:: THE INPUT
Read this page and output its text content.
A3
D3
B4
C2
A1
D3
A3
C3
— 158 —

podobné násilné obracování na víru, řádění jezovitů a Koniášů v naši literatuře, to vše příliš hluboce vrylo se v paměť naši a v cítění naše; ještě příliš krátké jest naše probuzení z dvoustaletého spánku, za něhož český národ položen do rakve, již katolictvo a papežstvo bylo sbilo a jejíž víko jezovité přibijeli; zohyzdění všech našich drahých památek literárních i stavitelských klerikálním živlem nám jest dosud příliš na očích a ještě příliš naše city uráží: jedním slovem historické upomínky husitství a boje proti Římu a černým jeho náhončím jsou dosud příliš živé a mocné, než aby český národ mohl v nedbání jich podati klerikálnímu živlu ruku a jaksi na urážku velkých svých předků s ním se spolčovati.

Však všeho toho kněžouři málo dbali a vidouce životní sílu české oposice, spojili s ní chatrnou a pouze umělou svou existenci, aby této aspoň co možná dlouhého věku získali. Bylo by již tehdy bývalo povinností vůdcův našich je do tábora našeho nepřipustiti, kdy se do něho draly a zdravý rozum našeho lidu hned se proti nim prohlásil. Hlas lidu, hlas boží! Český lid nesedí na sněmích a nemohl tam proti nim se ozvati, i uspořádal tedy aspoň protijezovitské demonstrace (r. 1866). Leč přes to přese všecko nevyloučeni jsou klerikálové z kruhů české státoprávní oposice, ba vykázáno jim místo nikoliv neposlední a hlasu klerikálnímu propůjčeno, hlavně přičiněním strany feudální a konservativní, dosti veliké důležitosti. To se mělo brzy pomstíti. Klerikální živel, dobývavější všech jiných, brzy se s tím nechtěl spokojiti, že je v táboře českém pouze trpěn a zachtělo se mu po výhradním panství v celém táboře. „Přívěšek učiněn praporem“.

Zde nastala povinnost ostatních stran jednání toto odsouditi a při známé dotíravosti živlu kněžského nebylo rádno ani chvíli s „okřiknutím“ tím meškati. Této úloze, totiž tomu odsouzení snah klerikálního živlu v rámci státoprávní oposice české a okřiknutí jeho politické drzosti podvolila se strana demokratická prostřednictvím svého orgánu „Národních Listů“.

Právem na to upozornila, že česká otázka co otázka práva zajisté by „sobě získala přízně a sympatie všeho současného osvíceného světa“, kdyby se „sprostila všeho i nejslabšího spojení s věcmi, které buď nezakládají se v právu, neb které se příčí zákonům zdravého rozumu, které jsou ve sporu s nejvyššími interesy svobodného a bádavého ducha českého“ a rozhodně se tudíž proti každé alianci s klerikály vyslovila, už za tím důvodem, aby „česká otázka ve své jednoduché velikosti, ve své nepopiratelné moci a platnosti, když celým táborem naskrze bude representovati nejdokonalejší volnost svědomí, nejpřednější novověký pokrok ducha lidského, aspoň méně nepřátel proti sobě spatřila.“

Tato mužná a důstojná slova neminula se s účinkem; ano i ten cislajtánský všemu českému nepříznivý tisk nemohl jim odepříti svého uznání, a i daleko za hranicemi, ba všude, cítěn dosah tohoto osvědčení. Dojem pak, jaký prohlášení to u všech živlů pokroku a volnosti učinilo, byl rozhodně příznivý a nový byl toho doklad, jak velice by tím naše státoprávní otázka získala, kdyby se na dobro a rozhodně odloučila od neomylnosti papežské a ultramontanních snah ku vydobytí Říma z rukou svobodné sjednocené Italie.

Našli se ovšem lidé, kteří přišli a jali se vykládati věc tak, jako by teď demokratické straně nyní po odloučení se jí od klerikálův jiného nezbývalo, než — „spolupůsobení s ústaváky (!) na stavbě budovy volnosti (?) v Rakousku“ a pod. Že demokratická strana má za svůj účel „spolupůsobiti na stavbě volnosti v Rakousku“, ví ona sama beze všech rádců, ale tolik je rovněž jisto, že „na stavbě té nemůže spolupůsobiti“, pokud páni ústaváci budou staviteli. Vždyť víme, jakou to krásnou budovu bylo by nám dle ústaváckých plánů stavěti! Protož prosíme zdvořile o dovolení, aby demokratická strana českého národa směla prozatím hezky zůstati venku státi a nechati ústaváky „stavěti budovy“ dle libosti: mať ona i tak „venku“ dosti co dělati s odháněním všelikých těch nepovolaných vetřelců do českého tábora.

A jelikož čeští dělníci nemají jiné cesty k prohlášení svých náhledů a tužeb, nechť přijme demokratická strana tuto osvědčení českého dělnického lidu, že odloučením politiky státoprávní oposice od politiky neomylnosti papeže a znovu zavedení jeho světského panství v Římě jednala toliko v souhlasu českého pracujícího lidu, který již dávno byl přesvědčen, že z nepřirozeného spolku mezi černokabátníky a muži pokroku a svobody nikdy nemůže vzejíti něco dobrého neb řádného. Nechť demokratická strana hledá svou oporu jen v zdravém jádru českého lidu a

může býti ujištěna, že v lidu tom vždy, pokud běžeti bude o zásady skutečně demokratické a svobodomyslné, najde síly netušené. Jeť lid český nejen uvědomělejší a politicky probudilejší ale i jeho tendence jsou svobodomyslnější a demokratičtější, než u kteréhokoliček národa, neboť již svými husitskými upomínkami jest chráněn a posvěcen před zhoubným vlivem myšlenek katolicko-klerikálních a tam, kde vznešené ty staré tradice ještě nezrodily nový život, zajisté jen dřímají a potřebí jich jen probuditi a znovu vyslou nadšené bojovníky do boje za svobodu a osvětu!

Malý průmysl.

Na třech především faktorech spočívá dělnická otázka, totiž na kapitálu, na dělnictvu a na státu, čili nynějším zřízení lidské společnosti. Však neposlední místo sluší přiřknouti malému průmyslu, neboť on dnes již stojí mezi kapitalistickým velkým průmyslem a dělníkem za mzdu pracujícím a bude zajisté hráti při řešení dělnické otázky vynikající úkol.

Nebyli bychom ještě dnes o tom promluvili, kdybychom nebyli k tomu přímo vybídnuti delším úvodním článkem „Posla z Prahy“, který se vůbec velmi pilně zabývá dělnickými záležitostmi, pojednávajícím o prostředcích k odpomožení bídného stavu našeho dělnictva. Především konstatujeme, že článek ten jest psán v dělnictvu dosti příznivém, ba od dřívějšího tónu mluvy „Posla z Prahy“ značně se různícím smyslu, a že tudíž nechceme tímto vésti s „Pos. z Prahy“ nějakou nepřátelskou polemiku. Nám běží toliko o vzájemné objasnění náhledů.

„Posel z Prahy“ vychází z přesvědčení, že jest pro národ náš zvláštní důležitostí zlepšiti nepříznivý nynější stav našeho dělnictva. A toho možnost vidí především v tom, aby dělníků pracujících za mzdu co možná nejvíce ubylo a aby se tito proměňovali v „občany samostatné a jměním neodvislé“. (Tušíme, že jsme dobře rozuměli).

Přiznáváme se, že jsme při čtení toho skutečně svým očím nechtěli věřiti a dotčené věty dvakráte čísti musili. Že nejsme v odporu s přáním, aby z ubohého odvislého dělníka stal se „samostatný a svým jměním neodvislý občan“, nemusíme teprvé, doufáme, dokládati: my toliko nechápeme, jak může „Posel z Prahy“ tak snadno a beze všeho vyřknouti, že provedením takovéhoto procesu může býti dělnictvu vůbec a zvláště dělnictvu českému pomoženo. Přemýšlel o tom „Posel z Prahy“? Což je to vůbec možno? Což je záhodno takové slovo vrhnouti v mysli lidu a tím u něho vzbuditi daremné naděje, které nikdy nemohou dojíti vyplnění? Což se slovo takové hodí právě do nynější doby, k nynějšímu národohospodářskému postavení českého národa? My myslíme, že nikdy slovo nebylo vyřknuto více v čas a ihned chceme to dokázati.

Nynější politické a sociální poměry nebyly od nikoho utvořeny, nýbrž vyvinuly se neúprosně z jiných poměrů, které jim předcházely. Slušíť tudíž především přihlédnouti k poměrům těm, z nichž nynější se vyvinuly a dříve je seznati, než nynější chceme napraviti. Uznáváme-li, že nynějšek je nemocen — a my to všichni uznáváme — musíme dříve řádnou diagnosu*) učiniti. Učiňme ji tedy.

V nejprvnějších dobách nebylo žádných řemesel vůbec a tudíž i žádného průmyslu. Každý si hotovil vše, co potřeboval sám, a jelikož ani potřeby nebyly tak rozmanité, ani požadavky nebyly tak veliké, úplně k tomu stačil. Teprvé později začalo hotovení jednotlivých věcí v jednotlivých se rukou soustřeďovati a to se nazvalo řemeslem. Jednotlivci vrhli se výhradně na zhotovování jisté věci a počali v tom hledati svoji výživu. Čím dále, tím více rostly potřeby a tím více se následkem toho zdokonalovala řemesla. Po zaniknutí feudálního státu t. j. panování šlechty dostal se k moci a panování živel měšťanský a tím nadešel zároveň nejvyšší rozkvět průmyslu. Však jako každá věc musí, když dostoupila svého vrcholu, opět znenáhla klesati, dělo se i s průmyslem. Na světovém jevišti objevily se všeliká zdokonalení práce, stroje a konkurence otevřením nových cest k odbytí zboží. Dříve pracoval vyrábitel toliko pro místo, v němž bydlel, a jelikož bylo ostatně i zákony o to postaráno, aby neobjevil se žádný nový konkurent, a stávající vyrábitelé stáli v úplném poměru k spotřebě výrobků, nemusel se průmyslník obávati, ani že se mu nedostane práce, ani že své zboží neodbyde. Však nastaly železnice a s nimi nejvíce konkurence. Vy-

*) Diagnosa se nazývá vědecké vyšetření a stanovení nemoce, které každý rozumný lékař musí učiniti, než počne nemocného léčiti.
::::
Collect the complete line wherever the string "dělnictvu" appears in the records.

EXERCISE ANSWER >>
Na třech především faktorech spočívá dělnická otázka, totiž na kapitálu, na dělnictvu a na státu, čili nynějším zřízení lidské společnosti. Však neposlední místo sluší přiřknouti malému průmyslu, neboť on dnes již stojí mezi kapitalistickým velkým průmyslem a dělníkem za mzdu pracujícím a bude zajisté hráti při řešení dělnické otázky vynikající úkol.
Nebyli bychom ještě dnes o tom promluvili, kdybychom nebyli k tomu přímo vybídnuti delším úvodním článkem „Posla z Prahy“, který se vůbec velmi pilně zabývá dělnickými záležitostmi, pojednávajícím o prostředcích k odpomožení bídného stavu našeho dělnictva. Především konstatujeme, že článek ten jest psán v dělnictvu dosti příznivém, ba od dřívějšího tónu mluvy „Posla z Prahy“ značně se různícím smyslu, a že tudíž nechceme tímto vésti s „Pos. z Prahy“ nějakou nepřátelskou polemiku. Nám běží toliko o vzájemné objasnění náhledů.
Přiznáváme se, že jsme při čtení toho skutečně svým očím nechtěli věřiti a dotčené věty dvakráte čísti musili. Že nejsme v odporu s přáním, aby z ubohého odvislého dělníka stal se „samostatný a svým jměním neodvislý občan“, nemusíme teprvé, doufáme, dokládati: my toliko nechápeme, jak může „Posel z Prahy“ tak snadno a beze všeho vyřknouti, že provedením takovéhoto procesu může býti dělnictvu vůbec a zvláště dělnictvu českému pomoženo. Přemýšlel o tom „Posel z Prahy“? Což je to vůbec možno? Což je záhodno takové slovo vrhnouti v mysli lidu a tím u něho vzbuditi daremné naděje, které nikdy nemohou dojíti vyplnění? Což se slovo takové hodí právě do nynější doby, k nynějšímu národohospodářskému postavení českého národa? My myslíme, že nikdy slovo nebylo vyřknuto více v čas a ihned chceme to dokázati.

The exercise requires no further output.